Written instruction:
Copy the records from their start up to and including the line that contains "sidebar: ali- 0 us- : 0 xyxy=(0,0,66,904)", and rename "interactable" to "clickable" wherever it occurs. Leave everything else in those lines unchanged.

━━━━━━

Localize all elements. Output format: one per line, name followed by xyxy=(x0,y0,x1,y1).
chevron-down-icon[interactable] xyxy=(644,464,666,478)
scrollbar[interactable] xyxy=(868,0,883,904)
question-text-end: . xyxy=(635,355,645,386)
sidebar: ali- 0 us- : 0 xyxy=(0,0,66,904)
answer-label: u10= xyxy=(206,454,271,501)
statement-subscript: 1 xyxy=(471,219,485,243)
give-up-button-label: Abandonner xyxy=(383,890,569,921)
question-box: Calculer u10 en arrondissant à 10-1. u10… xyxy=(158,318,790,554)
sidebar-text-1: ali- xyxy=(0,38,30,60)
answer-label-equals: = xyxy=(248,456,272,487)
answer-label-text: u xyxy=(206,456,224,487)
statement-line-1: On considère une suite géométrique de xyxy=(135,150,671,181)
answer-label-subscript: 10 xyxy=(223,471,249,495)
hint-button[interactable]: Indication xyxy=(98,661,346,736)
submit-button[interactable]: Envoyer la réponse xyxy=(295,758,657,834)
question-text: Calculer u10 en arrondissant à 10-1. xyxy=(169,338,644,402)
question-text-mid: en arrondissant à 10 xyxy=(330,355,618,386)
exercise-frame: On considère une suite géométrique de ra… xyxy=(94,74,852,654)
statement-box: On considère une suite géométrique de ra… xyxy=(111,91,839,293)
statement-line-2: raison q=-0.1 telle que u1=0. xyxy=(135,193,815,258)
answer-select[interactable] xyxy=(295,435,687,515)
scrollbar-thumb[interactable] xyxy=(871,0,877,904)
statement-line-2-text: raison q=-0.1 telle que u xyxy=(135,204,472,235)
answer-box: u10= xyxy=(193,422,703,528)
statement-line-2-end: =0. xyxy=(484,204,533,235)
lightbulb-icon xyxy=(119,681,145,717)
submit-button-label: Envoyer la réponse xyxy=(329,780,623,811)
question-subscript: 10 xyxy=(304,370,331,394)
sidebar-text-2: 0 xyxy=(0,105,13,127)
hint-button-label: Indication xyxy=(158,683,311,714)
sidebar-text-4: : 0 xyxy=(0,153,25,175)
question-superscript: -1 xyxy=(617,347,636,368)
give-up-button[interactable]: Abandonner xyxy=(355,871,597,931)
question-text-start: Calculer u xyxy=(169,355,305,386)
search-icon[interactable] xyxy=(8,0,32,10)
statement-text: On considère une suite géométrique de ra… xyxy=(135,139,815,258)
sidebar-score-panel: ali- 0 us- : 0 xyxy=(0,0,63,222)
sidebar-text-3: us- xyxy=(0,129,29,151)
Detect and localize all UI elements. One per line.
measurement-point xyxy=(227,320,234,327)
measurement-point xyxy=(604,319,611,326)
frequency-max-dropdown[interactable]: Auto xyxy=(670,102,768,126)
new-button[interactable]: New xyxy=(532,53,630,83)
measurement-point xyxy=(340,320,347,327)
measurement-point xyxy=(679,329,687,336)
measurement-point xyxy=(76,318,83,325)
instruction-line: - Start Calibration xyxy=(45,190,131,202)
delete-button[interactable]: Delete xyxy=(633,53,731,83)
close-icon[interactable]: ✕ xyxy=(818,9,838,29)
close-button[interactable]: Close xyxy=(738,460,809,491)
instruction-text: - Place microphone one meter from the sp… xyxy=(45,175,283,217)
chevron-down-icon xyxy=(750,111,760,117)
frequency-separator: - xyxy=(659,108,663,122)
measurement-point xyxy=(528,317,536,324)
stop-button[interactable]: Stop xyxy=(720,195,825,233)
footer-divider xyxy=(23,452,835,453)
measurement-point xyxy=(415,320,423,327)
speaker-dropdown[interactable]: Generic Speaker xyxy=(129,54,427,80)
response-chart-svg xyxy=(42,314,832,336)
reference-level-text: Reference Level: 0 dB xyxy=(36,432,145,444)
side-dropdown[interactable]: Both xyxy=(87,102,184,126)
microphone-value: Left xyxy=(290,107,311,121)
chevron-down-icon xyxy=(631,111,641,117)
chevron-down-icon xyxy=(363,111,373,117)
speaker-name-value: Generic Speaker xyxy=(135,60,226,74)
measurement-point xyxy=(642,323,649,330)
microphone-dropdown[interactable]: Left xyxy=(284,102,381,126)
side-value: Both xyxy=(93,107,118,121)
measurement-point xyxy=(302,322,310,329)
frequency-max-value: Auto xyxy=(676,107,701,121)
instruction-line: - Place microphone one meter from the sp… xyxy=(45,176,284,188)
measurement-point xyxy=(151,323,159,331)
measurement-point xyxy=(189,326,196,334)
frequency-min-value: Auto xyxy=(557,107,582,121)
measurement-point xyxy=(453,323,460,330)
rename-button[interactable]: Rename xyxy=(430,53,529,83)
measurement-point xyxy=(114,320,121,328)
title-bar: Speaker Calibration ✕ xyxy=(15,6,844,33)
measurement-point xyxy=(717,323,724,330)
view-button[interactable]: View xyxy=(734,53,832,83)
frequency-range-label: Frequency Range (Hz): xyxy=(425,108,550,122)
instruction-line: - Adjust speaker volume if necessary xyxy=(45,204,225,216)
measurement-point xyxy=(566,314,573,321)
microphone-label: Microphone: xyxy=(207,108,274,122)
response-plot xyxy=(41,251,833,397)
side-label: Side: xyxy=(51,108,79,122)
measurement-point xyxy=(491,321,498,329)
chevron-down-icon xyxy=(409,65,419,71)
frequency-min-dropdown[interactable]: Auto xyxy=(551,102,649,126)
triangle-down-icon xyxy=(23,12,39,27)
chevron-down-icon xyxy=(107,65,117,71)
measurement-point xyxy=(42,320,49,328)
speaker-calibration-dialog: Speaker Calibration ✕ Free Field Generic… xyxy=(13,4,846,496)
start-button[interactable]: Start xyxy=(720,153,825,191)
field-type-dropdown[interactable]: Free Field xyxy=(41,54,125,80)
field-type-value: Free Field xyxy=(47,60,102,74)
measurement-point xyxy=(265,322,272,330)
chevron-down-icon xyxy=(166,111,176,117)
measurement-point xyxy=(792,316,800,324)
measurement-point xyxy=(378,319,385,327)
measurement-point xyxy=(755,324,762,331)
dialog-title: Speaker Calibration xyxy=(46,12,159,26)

━━━━━━

Correct response:
Localize all elements. Output format: one per line, name followed by xyxy=(x0,y0,x1,y1).
chevron-down-icon[clickable] xyxy=(644,464,666,478)
scrollbar[clickable] xyxy=(868,0,883,904)
question-text-end: . xyxy=(635,355,645,386)
sidebar: ali- 0 us- : 0 xyxy=(0,0,66,904)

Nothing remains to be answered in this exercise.